• What you are asked to do:
Every line below that contains "this" is to be copied.

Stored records
--- start ---

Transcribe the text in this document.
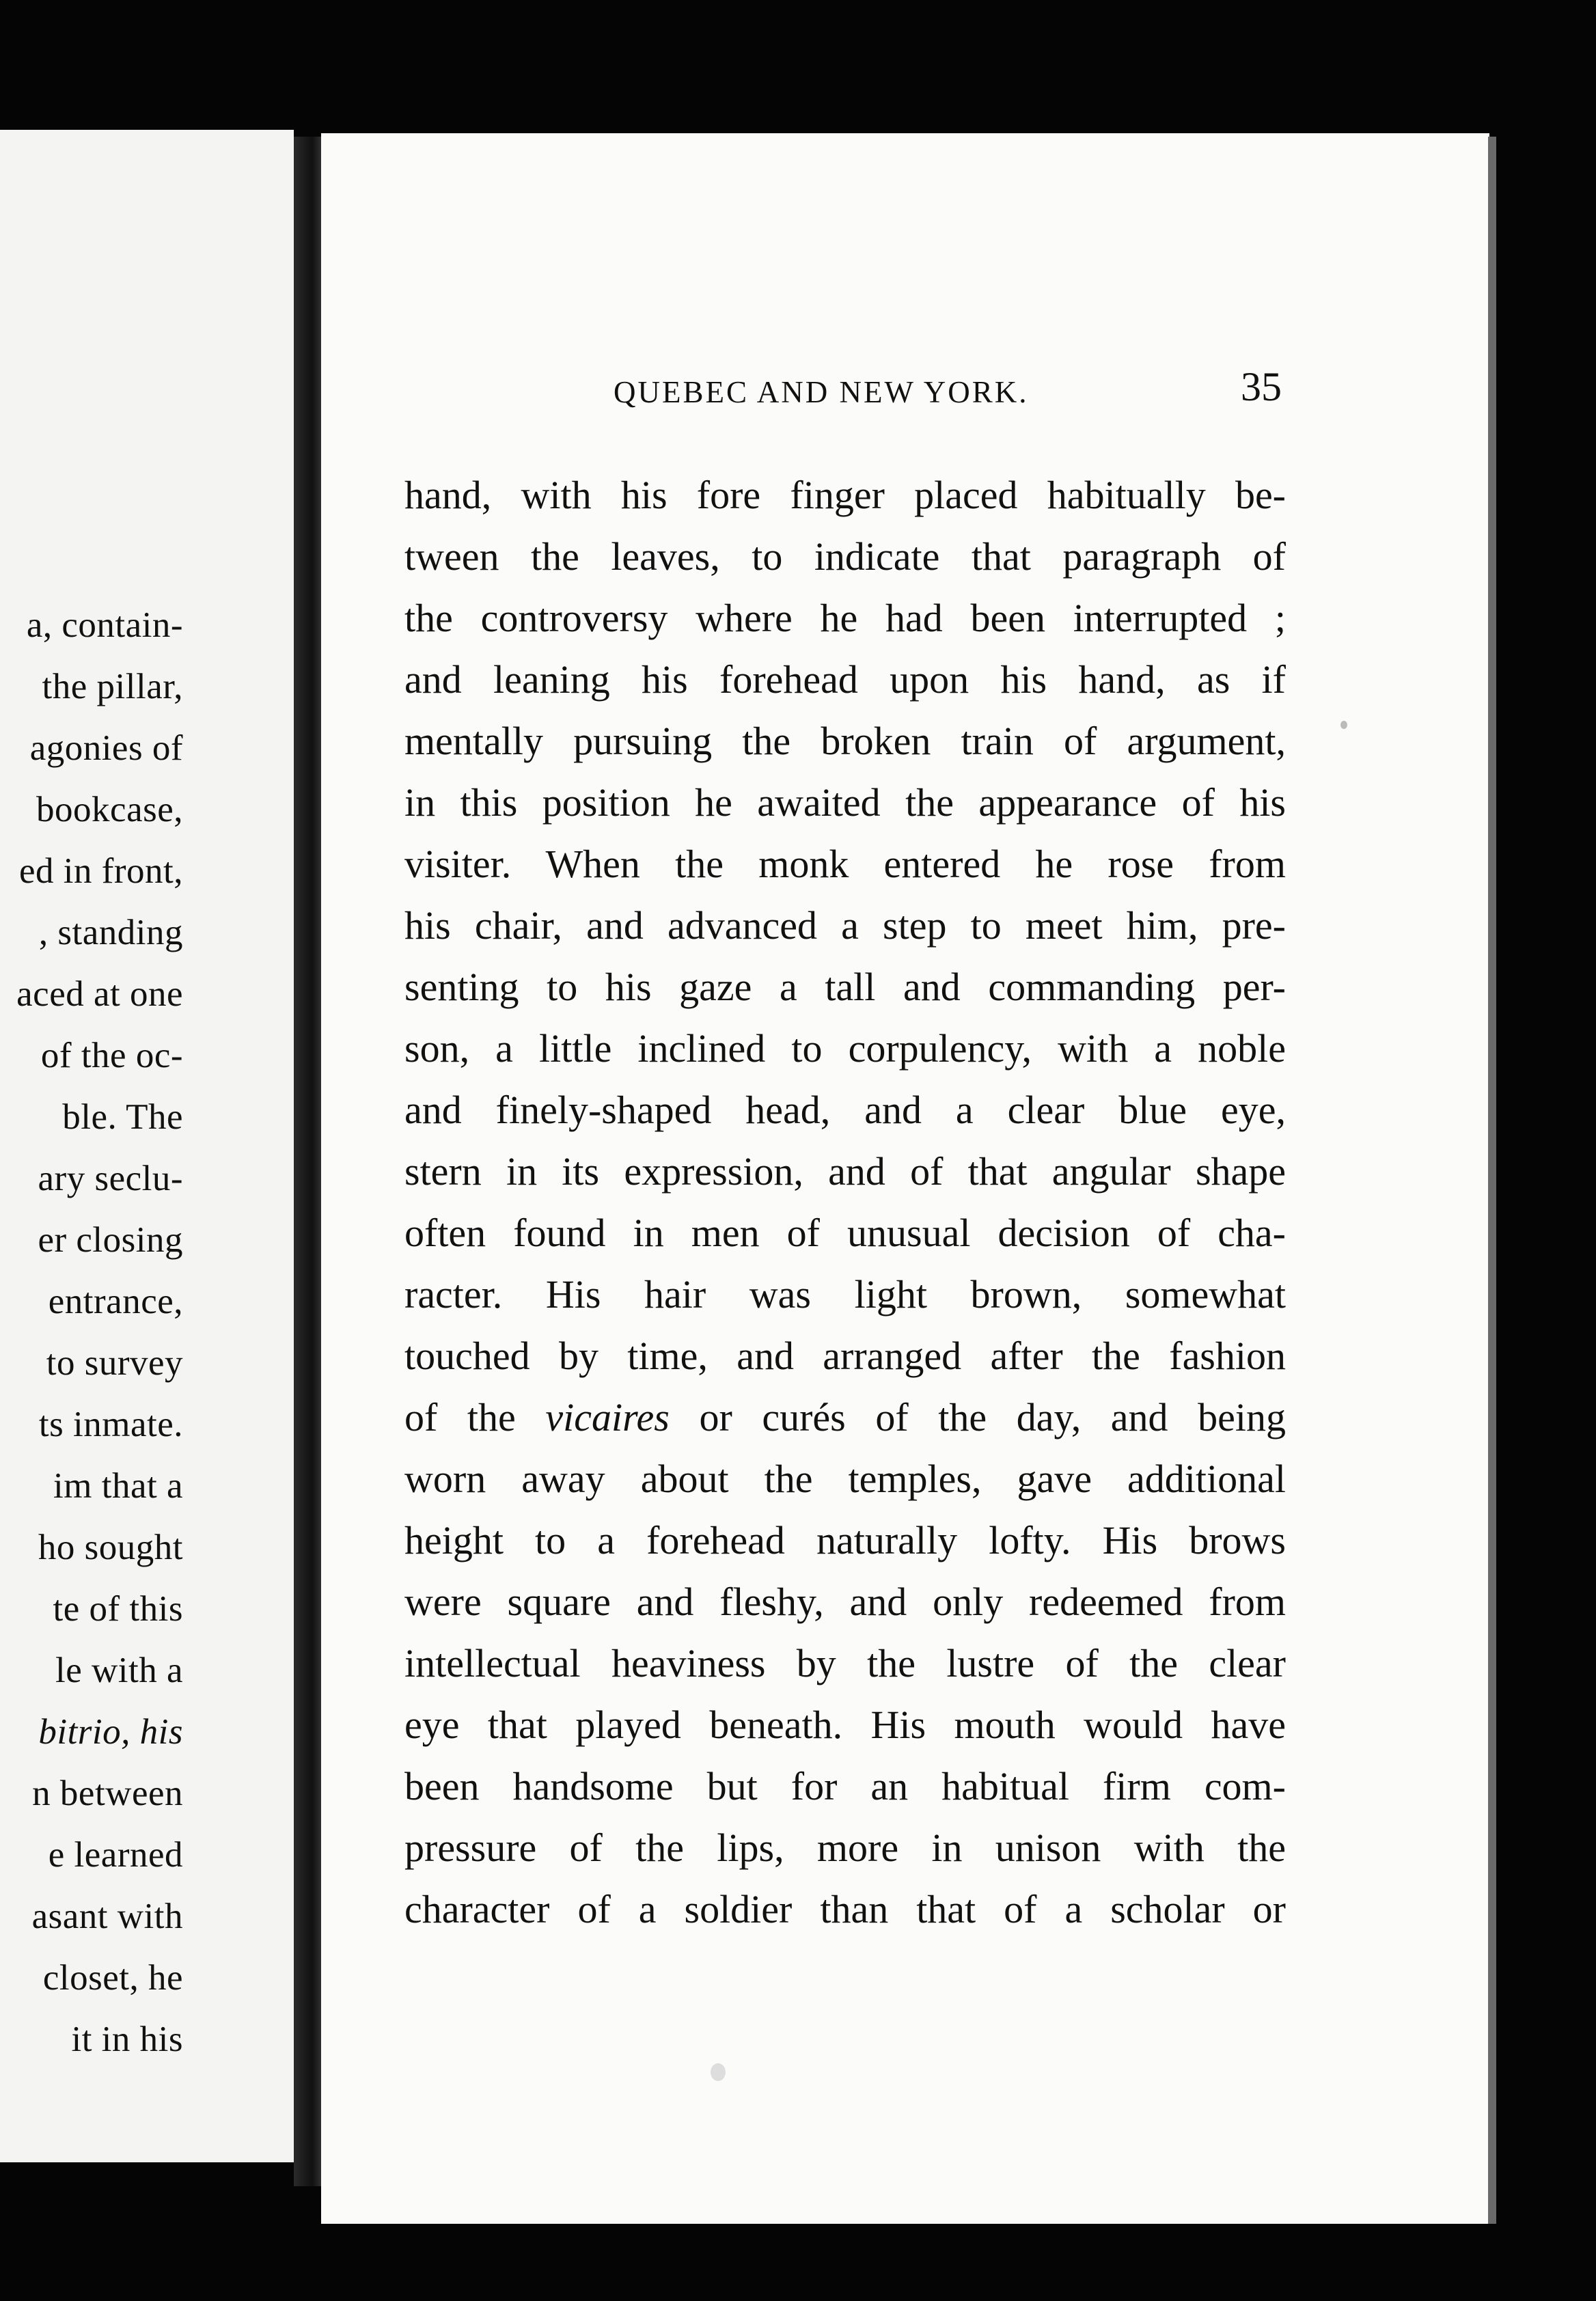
a, contain-
the pillar,
agonies of
bookcase,
ed in front,
, standing
aced at one
of the oc-
ble. The
ary seclu-
er closing
entrance,
to survey
ts inmate.
im that a
ho sought
te of this
le with a
bitrio, his
n between
e learned
asant with
closet, he
it in his
QUEBEC AND NEW YORK.	35
hand, with his fore finger placed habitually be-
tween the leaves, to indicate that paragraph of
the controversy where he had been interrupted ;
and leaning his forehead upon his hand, as if
mentally pursuing the broken train of argument,
in this position he awaited the appearance of his
visiter. When the monk entered he rose from
his chair, and advanced a step to meet him, pre-
senting to his gaze a tall and commanding per-
son, a little inclined to corpulency, with a noble
and finely-shaped head, and a clear blue eye,
stern in its expression, and of that angular shape
often found in men of unusual decision of cha-
racter. His hair was light brown, somewhat
touched by time, and arranged after the fashion
of the vicaires or curés of the day, and being
worn away about the temples, gave additional
height to a forehead naturally lofty. His brows
were square and fleshy, and only redeemed from
intellectual heaviness by the lustre of the clear
eye that played beneath. His mouth would have
been handsome but for an habitual firm com-
pressure of the lips, more in unison with the
character of a soldier than that of a scholar or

--- end ---

• Response:
Transcribe the text in this document.
te of this
in this position he awaited the appearance of his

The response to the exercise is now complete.